+++ RECORDS PROVIDED +++
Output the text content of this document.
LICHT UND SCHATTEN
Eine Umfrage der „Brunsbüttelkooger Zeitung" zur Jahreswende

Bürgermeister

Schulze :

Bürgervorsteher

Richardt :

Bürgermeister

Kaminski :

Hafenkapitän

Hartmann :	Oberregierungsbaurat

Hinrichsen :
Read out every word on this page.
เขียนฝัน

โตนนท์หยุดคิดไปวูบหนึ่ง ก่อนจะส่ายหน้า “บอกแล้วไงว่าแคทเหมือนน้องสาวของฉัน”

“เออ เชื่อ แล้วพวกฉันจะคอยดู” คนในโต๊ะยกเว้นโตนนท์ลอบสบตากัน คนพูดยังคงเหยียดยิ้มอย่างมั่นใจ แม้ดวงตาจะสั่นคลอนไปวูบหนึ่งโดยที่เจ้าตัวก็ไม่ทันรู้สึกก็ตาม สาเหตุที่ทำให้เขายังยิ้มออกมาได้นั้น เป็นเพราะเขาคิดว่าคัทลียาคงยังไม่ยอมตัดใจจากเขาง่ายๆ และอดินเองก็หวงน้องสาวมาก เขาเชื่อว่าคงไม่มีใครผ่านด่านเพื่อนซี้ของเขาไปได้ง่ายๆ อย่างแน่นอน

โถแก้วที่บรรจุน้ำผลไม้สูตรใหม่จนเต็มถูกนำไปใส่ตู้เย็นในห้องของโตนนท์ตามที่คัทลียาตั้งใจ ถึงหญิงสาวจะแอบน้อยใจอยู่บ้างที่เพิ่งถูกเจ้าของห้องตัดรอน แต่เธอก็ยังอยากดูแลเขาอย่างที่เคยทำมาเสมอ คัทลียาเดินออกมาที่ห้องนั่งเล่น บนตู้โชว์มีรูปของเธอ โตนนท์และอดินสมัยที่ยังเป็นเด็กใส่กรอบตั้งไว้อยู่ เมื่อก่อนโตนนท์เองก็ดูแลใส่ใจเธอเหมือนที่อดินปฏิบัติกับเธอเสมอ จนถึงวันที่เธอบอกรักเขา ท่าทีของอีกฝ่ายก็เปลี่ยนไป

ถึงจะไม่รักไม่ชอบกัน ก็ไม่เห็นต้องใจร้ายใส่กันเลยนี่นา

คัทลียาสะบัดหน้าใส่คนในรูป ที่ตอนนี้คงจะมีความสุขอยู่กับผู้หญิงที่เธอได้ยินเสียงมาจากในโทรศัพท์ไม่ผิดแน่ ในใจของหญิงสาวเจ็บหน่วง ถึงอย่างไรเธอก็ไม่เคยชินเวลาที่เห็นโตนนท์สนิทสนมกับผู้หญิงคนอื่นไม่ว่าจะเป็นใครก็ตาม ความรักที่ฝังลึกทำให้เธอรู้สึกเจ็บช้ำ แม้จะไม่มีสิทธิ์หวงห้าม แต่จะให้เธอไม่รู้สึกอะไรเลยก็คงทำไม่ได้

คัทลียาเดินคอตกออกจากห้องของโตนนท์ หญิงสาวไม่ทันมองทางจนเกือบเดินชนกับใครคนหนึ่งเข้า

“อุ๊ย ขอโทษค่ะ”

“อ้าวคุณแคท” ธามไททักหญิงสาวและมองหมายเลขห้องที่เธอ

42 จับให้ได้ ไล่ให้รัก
+++
• _WHAT YOU HAVE TO DO_
Could you transcribe the records in full, exactly?

• _SOLUTION FOR THIS TASK_
Output the text content of this document.
LICHT UND SCHATTEN
Eine Umfrage der „Brunsbüttelkooger Zeitung" zur Jahreswende

Bürgermeister

Schulze :

Bürgervorsteher

Richardt :

Bürgermeister

Kaminski :

Hafenkapitän

Hartmann :	Oberregierungsbaurat

Hinrichsen :
Read out every word on this page.
เขียนฝัน

โตนนท์หยุดคิดไปวูบหนึ่ง ก่อนจะส่ายหน้า “บอกแล้วไงว่าแคทเหมือนน้องสาวของฉัน”

“เออ เชื่อ แล้วพวกฉันจะคอยดู” คนในโต๊ะยกเว้นโตนนท์ลอบสบตากัน คนพูดยังคงเหยียดยิ้มอย่างมั่นใจ แม้ดวงตาจะสั่นคลอนไปวูบหนึ่งโดยที่เจ้าตัวก็ไม่ทันรู้สึกก็ตาม สาเหตุที่ทำให้เขายังยิ้มออกมาได้นั้น เป็นเพราะเขาคิดว่าคัทลียาคงยังไม่ยอมตัดใจจากเขาง่ายๆ และอดินเองก็หวงน้องสาวมาก เขาเชื่อว่าคงไม่มีใครผ่านด่านเพื่อนซี้ของเขาไปได้ง่ายๆ อย่างแน่นอน

โถแก้วที่บรรจุน้ำผลไม้สูตรใหม่จนเต็มถูกนำไปใส่ตู้เย็นในห้องของโตนนท์ตามที่คัทลียาตั้งใจ ถึงหญิงสาวจะแอบน้อยใจอยู่บ้างที่เพิ่งถูกเจ้าของห้องตัดรอน แต่เธอก็ยังอยากดูแลเขาอย่างที่เคยทำมาเสมอ คัทลียาเดินออกมาที่ห้องนั่งเล่น บนตู้โชว์มีรูปของเธอ โตนนท์และอดินสมัยที่ยังเป็นเด็กใส่กรอบตั้งไว้อยู่ เมื่อก่อนโตนนท์เองก็ดูแลใส่ใจเธอเหมือนที่อดินปฏิบัติกับเธอเสมอ จนถึงวันที่เธอบอกรักเขา ท่าทีของอีกฝ่ายก็เปลี่ยนไป

ถึงจะไม่รักไม่ชอบกัน ก็ไม่เห็นต้องใจร้ายใส่กันเลยนี่นา

คัทลียาสะบัดหน้าใส่คนในรูป ที่ตอนนี้คงจะมีความสุขอยู่กับผู้หญิงที่เธอได้ยินเสียงมาจากในโทรศัพท์ไม่ผิดแน่ ในใจของหญิงสาวเจ็บหน่วง ถึงอย่างไรเธอก็ไม่เคยชินเวลาที่เห็นโตนนท์สนิทสนมกับผู้หญิงคนอื่นไม่ว่าจะเป็นใครก็ตาม ความรักที่ฝังลึกทำให้เธอรู้สึกเจ็บช้ำ แม้จะไม่มีสิทธิ์หวงห้าม แต่จะให้เธอไม่รู้สึกอะไรเลยก็คงทำไม่ได้

คัทลียาเดินคอตกออกจากห้องของโตนนท์ หญิงสาวไม่ทันมองทางจนเกือบเดินชนกับใครคนหนึ่งเข้า

“อุ๊ย ขอโทษค่ะ”

“อ้าวคุณแคท” ธามไททักหญิงสาวและมองหมายเลขห้องที่เธอ

42 จับให้ได้ ไล่ให้รัก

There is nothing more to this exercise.